═══ Source data ═══
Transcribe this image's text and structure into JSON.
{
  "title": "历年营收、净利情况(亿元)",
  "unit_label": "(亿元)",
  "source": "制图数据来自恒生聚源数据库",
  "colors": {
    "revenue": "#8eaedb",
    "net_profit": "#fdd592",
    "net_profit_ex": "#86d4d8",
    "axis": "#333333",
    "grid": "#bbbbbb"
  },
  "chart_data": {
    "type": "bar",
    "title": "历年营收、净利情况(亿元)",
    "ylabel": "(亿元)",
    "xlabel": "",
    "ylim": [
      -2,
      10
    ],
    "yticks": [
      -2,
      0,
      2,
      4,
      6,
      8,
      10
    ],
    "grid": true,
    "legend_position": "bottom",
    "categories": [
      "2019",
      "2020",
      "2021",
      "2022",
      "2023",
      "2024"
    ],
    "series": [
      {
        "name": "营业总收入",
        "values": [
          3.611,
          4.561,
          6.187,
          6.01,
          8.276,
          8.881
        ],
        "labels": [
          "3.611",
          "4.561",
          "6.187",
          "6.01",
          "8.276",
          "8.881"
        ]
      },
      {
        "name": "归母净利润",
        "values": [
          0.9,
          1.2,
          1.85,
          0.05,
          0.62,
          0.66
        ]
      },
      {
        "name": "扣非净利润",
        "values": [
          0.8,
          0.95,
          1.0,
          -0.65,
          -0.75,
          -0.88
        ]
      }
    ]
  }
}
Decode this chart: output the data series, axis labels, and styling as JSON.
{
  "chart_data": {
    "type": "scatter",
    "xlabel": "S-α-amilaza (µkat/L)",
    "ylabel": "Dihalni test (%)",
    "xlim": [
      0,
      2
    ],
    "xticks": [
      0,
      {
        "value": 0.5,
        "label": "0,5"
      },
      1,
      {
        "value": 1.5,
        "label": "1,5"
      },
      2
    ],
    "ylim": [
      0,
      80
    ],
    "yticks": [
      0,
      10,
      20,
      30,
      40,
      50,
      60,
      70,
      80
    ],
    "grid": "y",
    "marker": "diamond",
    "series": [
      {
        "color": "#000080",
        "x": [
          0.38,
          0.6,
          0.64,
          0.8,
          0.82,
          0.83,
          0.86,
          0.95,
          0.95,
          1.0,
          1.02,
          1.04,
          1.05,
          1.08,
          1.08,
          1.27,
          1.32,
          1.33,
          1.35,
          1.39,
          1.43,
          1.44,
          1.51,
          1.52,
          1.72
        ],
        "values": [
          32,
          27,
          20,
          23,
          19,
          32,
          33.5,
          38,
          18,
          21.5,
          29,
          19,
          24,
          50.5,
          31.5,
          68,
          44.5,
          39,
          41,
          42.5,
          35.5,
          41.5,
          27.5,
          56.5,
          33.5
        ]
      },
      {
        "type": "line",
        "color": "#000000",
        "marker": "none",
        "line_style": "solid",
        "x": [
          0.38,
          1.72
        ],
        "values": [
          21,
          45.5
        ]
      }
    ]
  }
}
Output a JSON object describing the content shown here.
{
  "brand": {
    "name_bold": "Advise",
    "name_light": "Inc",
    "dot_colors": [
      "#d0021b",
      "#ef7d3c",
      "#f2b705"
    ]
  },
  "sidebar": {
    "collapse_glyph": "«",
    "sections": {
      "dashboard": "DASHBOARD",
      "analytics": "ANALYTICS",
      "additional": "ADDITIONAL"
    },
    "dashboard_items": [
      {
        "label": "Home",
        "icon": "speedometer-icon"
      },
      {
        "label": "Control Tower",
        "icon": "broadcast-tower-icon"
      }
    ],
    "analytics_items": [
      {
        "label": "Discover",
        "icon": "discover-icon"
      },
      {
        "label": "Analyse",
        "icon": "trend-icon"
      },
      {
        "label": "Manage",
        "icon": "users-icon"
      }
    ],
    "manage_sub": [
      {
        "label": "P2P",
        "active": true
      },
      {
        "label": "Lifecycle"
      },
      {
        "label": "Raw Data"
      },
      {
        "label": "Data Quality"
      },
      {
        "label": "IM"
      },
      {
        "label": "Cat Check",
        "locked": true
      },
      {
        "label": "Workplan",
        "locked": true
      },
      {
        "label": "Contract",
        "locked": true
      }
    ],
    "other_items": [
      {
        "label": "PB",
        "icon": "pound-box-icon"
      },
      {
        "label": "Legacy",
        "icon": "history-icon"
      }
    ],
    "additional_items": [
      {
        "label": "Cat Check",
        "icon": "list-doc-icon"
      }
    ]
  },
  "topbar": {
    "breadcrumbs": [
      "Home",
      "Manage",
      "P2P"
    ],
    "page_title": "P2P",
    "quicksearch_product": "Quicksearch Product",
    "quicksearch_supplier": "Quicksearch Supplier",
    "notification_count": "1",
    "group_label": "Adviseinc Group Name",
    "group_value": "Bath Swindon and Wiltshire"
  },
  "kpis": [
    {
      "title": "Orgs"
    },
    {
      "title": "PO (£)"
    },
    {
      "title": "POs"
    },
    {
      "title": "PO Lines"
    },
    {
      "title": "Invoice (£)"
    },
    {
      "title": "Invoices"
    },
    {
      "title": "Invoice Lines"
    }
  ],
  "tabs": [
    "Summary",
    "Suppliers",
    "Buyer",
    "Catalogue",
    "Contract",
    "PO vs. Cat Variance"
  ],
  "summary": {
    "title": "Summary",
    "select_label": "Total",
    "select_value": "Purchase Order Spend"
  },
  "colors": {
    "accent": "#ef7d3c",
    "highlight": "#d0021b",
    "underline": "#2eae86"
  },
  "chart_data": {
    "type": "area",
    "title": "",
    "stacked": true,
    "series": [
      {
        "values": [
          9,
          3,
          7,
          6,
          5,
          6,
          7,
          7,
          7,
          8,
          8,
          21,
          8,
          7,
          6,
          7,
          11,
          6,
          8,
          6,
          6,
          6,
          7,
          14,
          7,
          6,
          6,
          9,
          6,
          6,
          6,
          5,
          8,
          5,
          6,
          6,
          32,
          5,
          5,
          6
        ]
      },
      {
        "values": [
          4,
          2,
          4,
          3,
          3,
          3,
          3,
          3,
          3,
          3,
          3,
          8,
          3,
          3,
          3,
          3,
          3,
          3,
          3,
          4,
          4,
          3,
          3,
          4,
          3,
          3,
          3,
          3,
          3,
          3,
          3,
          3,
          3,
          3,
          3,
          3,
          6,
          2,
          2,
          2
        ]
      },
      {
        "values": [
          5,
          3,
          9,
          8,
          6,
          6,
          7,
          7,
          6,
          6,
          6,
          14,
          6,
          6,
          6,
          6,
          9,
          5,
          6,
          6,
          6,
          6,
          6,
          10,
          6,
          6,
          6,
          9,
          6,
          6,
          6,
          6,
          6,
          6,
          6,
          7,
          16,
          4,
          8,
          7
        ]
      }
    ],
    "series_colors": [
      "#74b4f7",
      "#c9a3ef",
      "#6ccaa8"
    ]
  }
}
═══
- _Aim_:
Using the exact wording, write out all of the records.

- _Task response_:
Transcribe this image's text and structure into JSON.
{
  "title": "历年营收、净利情况(亿元)",
  "unit_label": "(亿元)",
  "source": "制图数据来自恒生聚源数据库",
  "colors": {
    "revenue": "#8eaedb",
    "net_profit": "#fdd592",
    "net_profit_ex": "#86d4d8",
    "axis": "#333333",
    "grid": "#bbbbbb"
  },
  "chart_data": {
    "type": "bar",
    "title": "历年营收、净利情况(亿元)",
    "ylabel": "(亿元)",
    "xlabel": "",
    "ylim": [
      -2,
      10
    ],
    "yticks": [
      -2,
      0,
      2,
      4,
      6,
      8,
      10
    ],
    "grid": true,
    "legend_position": "bottom",
    "categories": [
      "2019",
      "2020",
      "2021",
      "2022",
      "2023",
      "2024"
    ],
    "series": [
      {
        "name": "营业总收入",
        "values": [
          3.611,
          4.561,
          6.187,
          6.01,
          8.276,
          8.881
        ],
        "labels": [
          "3.611",
          "4.561",
          "6.187",
          "6.01",
          "8.276",
          "8.881"
        ]
      },
      {
        "name": "归母净利润",
        "values": [
          0.9,
          1.2,
          1.85,
          0.05,
          0.62,
          0.66
        ]
      },
      {
        "name": "扣非净利润",
        "values": [
          0.8,
          0.95,
          1.0,
          -0.65,
          -0.75,
          -0.88
        ]
      }
    ]
  }
}
Decode this chart: output the data series, axis labels, and styling as JSON.
{
  "chart_data": {
    "type": "scatter",
    "xlabel": "S-α-amilaza (µkat/L)",
    "ylabel": "Dihalni test (%)",
    "xlim": [
      0,
      2
    ],
    "xticks": [
      0,
      {
        "value": 0.5,
        "label": "0,5"
      },
      1,
      {
        "value": 1.5,
        "label": "1,5"
      },
      2
    ],
    "ylim": [
      0,
      80
    ],
    "yticks": [
      0,
      10,
      20,
      30,
      40,
      50,
      60,
      70,
      80
    ],
    "grid": "y",
    "marker": "diamond",
    "series": [
      {
        "color": "#000080",
        "x": [
          0.38,
          0.6,
          0.64,
          0.8,
          0.82,
          0.83,
          0.86,
          0.95,
          0.95,
          1.0,
          1.02,
          1.04,
          1.05,
          1.08,
          1.08,
          1.27,
          1.32,
          1.33,
          1.35,
          1.39,
          1.43,
          1.44,
          1.51,
          1.52,
          1.72
        ],
        "values": [
          32,
          27,
          20,
          23,
          19,
          32,
          33.5,
          38,
          18,
          21.5,
          29,
          19,
          24,
          50.5,
          31.5,
          68,
          44.5,
          39,
          41,
          42.5,
          35.5,
          41.5,
          27.5,
          56.5,
          33.5
        ]
      },
      {
        "type": "line",
        "color": "#000000",
        "marker": "none",
        "line_style": "solid",
        "x": [
          0.38,
          1.72
        ],
        "values": [
          21,
          45.5
        ]
      }
    ]
  }
}
Output a JSON object describing the content shown here.
{
  "brand": {
    "name_bold": "Advise",
    "name_light": "Inc",
    "dot_colors": [
      "#d0021b",
      "#ef7d3c",
      "#f2b705"
    ]
  },
  "sidebar": {
    "collapse_glyph": "«",
    "sections": {
      "dashboard": "DASHBOARD",
      "analytics": "ANALYTICS",
      "additional": "ADDITIONAL"
    },
    "dashboard_items": [
      {
        "label": "Home",
        "icon": "speedometer-icon"
      },
      {
        "label": "Control Tower",
        "icon": "broadcast-tower-icon"
      }
    ],
    "analytics_items": [
      {
        "label": "Discover",
        "icon": "discover-icon"
      },
      {
        "label": "Analyse",
        "icon": "trend-icon"
      },
      {
        "label": "Manage",
        "icon": "users-icon"
      }
    ],
    "manage_sub": [
      {
        "label": "P2P",
        "active": true
      },
      {
        "label": "Lifecycle"
      },
      {
        "label": "Raw Data"
      },
      {
        "label": "Data Quality"
      },
      {
        "label": "IM"
      },
      {
        "label": "Cat Check",
        "locked": true
      },
      {
        "label": "Workplan",
        "locked": true
      },
      {
        "label": "Contract",
        "locked": true
      }
    ],
    "other_items": [
      {
        "label": "PB",
        "icon": "pound-box-icon"
      },
      {
        "label": "Legacy",
        "icon": "history-icon"
      }
    ],
    "additional_items": [
      {
        "label": "Cat Check",
        "icon": "list-doc-icon"
      }
    ]
  },
  "topbar": {
    "breadcrumbs": [
      "Home",
      "Manage",
      "P2P"
    ],
    "page_title": "P2P",
    "quicksearch_product": "Quicksearch Product",
    "quicksearch_supplier": "Quicksearch Supplier",
    "notification_count": "1",
    "group_label": "Adviseinc Group Name",
    "group_value": "Bath Swindon and Wiltshire"
  },
  "kpis": [
    {
      "title": "Orgs"
    },
    {
      "title": "PO (£)"
    },
    {
      "title": "POs"
    },
    {
      "title": "PO Lines"
    },
    {
      "title": "Invoice (£)"
    },
    {
      "title": "Invoices"
    },
    {
      "title": "Invoice Lines"
    }
  ],
  "tabs": [
    "Summary",
    "Suppliers",
    "Buyer",
    "Catalogue",
    "Contract",
    "PO vs. Cat Variance"
  ],
  "summary": {
    "title": "Summary",
    "select_label": "Total",
    "select_value": "Purchase Order Spend"
  },
  "colors": {
    "accent": "#ef7d3c",
    "highlight": "#d0021b",
    "underline": "#2eae86"
  },
  "chart_data": {
    "type": "area",
    "title": "",
    "stacked": true,
    "series": [
      {
        "values": [
          9,
          3,
          7,
          6,
          5,
          6,
          7,
          7,
          7,
          8,
          8,
          21,
          8,
          7,
          6,
          7,
          11,
          6,
          8,
          6,
          6,
          6,
          7,
          14,
          7,
          6,
          6,
          9,
          6,
          6,
          6,
          5,
          8,
          5,
          6,
          6,
          32,
          5,
          5,
          6
        ]
      },
      {
        "values": [
          4,
          2,
          4,
          3,
          3,
          3,
          3,
          3,
          3,
          3,
          3,
          8,
          3,
          3,
          3,
          3,
          3,
          3,
          3,
          4,
          4,
          3,
          3,
          4,
          3,
          3,
          3,
          3,
          3,
          3,
          3,
          3,
          3,
          3,
          3,
          3,
          6,
          2,
          2,
          2
        ]
      },
      {
        "values": [
          5,
          3,
          9,
          8,
          6,
          6,
          7,
          7,
          6,
          6,
          6,
          14,
          6,
          6,
          6,
          6,
          9,
          5,
          6,
          6,
          6,
          6,
          6,
          10,
          6,
          6,
          6,
          9,
          6,
          6,
          6,
          6,
          6,
          6,
          6,
          7,
          16,
          4,
          8,
          7
        ]
      }
    ],
    "series_colors": [
      "#74b4f7",
      "#c9a3ef",
      "#6ccaa8"
    ]
  }
}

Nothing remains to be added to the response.